Stored data start

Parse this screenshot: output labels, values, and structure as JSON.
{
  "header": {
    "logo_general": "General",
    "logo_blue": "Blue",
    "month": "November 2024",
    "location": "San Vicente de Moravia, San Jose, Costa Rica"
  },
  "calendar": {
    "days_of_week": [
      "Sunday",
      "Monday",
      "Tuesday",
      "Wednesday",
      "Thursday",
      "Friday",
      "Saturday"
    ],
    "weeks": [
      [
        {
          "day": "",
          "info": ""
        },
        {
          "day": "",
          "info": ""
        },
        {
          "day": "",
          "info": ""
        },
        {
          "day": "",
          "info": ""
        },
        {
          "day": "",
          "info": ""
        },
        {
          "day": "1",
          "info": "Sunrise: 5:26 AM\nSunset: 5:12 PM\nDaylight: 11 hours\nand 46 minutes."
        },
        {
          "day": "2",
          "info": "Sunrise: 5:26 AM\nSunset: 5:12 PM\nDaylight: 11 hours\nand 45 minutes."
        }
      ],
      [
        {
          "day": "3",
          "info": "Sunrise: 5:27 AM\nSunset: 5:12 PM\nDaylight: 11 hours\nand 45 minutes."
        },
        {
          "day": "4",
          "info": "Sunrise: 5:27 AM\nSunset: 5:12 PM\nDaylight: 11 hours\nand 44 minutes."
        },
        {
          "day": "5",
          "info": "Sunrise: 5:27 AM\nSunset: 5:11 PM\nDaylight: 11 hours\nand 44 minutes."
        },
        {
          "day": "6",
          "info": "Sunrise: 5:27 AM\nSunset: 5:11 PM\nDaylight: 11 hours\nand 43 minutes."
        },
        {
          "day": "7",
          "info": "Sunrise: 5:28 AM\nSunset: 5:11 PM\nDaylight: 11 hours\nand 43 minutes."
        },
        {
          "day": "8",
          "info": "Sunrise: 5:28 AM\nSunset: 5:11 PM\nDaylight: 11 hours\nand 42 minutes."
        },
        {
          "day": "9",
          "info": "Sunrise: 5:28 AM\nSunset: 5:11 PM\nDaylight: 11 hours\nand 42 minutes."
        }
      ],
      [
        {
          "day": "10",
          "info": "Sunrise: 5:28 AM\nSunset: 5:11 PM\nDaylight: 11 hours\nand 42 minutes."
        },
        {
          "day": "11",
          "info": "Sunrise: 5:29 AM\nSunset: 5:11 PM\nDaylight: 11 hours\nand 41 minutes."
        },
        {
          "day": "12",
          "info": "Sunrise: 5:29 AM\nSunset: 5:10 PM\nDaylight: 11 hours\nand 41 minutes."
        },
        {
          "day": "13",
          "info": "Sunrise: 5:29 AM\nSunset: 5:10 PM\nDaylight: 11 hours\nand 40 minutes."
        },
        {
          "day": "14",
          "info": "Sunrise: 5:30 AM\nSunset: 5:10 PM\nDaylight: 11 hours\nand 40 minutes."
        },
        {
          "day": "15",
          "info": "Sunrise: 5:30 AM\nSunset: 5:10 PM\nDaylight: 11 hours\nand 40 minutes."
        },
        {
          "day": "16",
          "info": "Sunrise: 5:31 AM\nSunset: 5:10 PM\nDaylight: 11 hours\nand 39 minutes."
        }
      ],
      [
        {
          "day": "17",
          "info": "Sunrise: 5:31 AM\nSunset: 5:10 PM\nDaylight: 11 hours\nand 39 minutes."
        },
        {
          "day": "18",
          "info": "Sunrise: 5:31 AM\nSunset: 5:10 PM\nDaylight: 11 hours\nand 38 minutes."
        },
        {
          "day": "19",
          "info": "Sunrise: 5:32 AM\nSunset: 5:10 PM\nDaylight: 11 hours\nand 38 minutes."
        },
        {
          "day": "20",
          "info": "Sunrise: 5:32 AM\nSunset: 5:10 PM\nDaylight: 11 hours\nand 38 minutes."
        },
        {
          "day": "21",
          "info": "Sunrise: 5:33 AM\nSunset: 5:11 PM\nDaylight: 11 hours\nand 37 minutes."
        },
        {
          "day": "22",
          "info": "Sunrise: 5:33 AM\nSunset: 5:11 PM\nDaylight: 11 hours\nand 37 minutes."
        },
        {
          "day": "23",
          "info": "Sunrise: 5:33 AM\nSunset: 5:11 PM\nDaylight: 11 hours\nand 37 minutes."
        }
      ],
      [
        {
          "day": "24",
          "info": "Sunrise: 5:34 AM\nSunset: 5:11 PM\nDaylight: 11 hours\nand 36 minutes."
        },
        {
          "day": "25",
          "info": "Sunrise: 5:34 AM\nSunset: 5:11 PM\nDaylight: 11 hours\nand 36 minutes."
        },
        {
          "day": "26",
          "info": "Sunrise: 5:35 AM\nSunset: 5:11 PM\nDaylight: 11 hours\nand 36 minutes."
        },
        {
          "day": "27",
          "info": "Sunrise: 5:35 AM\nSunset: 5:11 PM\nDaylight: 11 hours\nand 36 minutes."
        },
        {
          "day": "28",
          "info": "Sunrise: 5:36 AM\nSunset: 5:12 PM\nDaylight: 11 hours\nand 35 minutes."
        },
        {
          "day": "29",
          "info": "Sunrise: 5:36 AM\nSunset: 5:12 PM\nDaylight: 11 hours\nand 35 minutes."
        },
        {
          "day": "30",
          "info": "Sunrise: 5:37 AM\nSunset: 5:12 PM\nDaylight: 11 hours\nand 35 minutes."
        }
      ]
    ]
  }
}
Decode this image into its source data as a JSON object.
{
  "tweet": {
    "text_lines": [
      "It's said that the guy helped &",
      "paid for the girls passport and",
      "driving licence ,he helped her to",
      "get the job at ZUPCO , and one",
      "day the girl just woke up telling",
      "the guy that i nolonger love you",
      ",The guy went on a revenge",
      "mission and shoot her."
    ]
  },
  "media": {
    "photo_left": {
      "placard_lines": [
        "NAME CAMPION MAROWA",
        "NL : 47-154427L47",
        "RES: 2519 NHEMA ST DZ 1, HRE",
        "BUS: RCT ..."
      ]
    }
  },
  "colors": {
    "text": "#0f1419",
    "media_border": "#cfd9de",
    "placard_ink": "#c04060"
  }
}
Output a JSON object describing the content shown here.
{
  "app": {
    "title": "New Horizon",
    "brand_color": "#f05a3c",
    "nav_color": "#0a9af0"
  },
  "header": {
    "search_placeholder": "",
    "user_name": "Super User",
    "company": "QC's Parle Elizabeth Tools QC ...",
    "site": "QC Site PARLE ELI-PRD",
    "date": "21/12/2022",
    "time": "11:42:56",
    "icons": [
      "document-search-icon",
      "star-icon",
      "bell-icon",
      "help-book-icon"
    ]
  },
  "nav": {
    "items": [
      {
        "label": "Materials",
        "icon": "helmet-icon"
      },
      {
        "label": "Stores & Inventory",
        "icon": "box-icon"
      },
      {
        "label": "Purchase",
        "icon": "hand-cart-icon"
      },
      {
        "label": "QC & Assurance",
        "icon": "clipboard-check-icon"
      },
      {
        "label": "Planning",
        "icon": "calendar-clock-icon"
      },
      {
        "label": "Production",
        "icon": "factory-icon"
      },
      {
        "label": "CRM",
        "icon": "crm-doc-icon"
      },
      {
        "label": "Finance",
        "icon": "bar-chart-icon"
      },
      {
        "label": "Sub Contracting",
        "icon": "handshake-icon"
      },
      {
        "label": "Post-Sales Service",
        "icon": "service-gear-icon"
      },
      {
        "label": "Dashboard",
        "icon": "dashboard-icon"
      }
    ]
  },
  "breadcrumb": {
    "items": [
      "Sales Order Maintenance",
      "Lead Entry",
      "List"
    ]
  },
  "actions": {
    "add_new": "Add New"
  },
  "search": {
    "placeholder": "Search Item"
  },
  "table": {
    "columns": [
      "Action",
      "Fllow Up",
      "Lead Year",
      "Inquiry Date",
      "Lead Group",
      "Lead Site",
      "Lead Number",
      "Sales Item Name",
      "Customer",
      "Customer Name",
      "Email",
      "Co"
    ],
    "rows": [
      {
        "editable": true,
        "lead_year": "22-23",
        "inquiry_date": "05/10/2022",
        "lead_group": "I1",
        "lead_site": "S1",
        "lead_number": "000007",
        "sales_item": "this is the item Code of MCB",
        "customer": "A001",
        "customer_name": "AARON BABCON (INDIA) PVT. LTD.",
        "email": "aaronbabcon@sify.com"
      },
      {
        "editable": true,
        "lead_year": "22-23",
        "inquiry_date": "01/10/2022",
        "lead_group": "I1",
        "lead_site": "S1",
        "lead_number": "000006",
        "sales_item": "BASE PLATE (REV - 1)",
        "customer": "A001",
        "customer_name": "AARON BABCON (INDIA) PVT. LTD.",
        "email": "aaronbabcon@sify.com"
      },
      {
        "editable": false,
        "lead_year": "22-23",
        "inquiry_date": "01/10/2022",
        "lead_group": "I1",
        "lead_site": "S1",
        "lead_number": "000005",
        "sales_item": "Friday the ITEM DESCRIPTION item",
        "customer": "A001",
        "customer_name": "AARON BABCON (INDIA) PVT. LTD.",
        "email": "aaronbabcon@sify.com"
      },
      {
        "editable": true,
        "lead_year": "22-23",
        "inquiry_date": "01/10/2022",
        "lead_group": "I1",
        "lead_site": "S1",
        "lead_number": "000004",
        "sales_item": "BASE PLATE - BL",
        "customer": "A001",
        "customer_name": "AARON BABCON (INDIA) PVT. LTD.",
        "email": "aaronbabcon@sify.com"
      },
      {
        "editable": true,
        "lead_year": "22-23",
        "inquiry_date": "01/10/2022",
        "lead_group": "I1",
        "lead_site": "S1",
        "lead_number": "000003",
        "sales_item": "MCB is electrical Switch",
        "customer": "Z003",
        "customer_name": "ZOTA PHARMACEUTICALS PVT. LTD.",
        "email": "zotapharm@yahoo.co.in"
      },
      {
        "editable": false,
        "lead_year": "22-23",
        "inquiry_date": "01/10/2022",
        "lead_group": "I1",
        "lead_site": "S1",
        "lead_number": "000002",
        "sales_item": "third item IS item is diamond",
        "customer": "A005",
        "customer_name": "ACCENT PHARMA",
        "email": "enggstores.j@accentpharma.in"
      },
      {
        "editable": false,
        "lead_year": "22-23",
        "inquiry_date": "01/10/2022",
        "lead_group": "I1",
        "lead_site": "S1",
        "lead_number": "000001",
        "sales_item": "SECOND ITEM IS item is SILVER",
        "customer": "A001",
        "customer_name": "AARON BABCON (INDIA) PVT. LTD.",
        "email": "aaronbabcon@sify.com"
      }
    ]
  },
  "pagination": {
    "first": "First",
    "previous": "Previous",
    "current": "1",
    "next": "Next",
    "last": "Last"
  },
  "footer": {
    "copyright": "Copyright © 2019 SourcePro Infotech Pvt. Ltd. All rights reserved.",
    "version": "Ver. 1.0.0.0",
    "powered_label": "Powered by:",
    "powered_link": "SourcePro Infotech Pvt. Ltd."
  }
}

Stored data end

- _The problem_
Check each line of the data above for the word "PLATE" and say how many lines contain it, giving nothing besides the number.

- _Finished answer_
2